# [REQUIRED WORK]
List each line in the records that contains the string "布局组件", treating uppercase and lowercase as different.

# [EXTRACTED RECORDS]
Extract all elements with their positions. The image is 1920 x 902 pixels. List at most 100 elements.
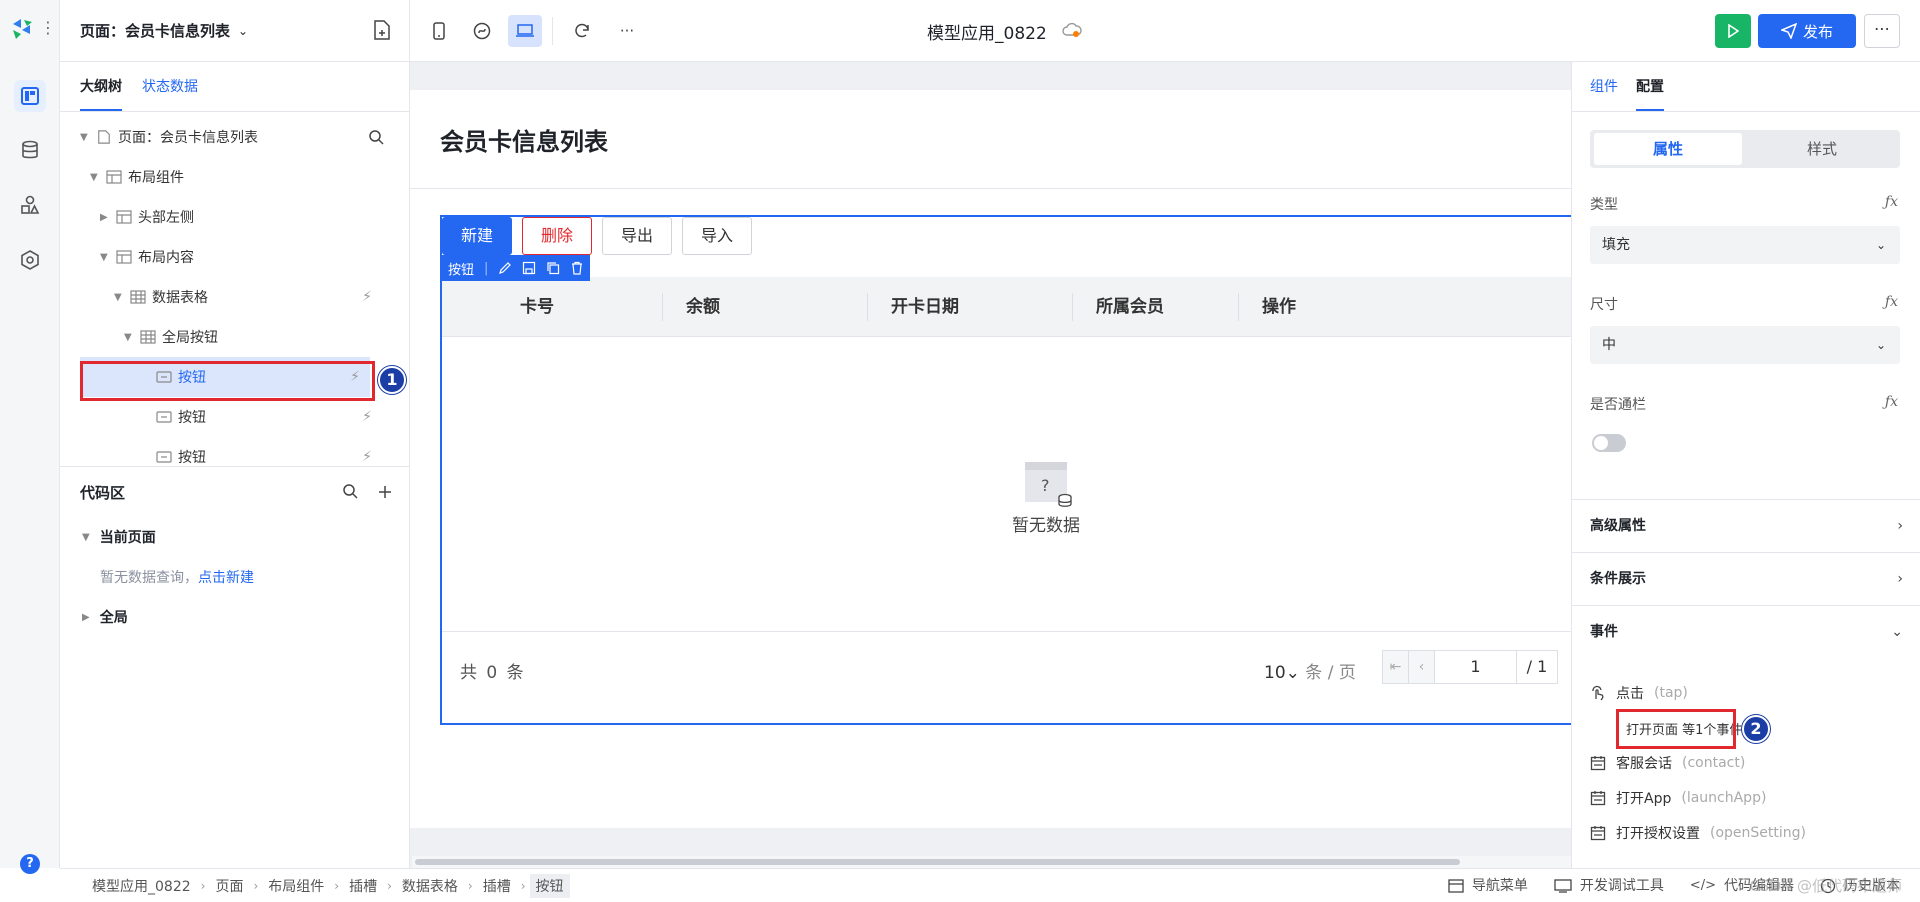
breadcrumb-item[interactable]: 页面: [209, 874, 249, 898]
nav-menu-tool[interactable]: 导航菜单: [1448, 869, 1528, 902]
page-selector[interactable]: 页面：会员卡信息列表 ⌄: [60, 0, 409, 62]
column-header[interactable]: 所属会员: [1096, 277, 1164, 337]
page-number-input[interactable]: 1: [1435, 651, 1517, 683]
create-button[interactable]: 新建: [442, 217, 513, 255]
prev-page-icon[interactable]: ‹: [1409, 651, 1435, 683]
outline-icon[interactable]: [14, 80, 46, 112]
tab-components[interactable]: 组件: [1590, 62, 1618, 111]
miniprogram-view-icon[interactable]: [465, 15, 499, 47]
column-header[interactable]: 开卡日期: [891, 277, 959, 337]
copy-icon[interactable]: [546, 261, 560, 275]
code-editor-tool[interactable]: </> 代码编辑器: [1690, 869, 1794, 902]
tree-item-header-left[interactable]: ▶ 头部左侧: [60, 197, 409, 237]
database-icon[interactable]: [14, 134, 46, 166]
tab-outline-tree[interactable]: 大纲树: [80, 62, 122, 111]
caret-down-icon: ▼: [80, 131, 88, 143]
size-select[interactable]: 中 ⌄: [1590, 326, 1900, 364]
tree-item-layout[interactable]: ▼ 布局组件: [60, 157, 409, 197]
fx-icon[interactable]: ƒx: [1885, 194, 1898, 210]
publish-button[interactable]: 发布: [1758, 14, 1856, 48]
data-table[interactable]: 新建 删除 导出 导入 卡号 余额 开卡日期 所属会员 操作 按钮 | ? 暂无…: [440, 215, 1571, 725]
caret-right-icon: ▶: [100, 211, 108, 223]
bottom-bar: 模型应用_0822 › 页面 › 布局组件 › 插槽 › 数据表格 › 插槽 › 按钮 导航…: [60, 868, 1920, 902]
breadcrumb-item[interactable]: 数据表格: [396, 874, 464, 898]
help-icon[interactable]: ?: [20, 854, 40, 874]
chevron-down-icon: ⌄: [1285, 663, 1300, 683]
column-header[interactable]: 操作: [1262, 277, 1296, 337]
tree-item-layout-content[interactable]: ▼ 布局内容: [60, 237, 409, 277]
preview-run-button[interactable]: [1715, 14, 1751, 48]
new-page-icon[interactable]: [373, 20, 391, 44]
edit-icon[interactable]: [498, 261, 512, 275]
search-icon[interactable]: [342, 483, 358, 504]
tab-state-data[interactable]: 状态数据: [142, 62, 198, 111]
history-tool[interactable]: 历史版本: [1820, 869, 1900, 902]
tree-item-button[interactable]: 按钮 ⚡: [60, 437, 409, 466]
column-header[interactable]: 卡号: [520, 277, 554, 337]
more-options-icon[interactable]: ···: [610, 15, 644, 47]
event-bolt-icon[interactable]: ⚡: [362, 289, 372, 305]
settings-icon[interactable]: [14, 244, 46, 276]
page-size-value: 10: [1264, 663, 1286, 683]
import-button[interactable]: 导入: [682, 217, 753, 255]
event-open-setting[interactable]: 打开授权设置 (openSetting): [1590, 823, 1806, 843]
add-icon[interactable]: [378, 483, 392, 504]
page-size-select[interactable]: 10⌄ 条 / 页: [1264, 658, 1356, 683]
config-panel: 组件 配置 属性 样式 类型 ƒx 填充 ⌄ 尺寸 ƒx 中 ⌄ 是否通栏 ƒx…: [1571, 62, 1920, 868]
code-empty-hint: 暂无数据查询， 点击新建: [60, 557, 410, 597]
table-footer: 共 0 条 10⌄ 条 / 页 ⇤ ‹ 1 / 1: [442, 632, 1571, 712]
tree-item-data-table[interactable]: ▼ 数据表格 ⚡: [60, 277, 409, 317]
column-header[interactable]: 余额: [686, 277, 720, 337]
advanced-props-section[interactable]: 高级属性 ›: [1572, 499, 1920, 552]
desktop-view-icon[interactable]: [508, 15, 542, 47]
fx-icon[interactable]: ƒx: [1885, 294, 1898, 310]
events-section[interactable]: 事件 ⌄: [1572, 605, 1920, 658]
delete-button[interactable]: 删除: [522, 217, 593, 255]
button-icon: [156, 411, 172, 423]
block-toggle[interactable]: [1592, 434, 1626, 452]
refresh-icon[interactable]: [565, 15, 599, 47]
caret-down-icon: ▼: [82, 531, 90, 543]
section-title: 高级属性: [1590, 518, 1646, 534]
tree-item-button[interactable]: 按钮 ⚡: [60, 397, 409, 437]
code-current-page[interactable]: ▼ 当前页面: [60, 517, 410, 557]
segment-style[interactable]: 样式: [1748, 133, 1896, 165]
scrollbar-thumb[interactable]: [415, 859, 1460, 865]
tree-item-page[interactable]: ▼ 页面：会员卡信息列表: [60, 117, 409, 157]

# [TASK RESULT]
tree-item-layout[interactable]: ▼ 布局组件: [60, 157, 409, 197]
bottom-bar: 模型应用_0822 › 页面 › 布局组件 › 插槽 › 数据表格 › 插槽 › 按钮 导航…: [60, 868, 1920, 902]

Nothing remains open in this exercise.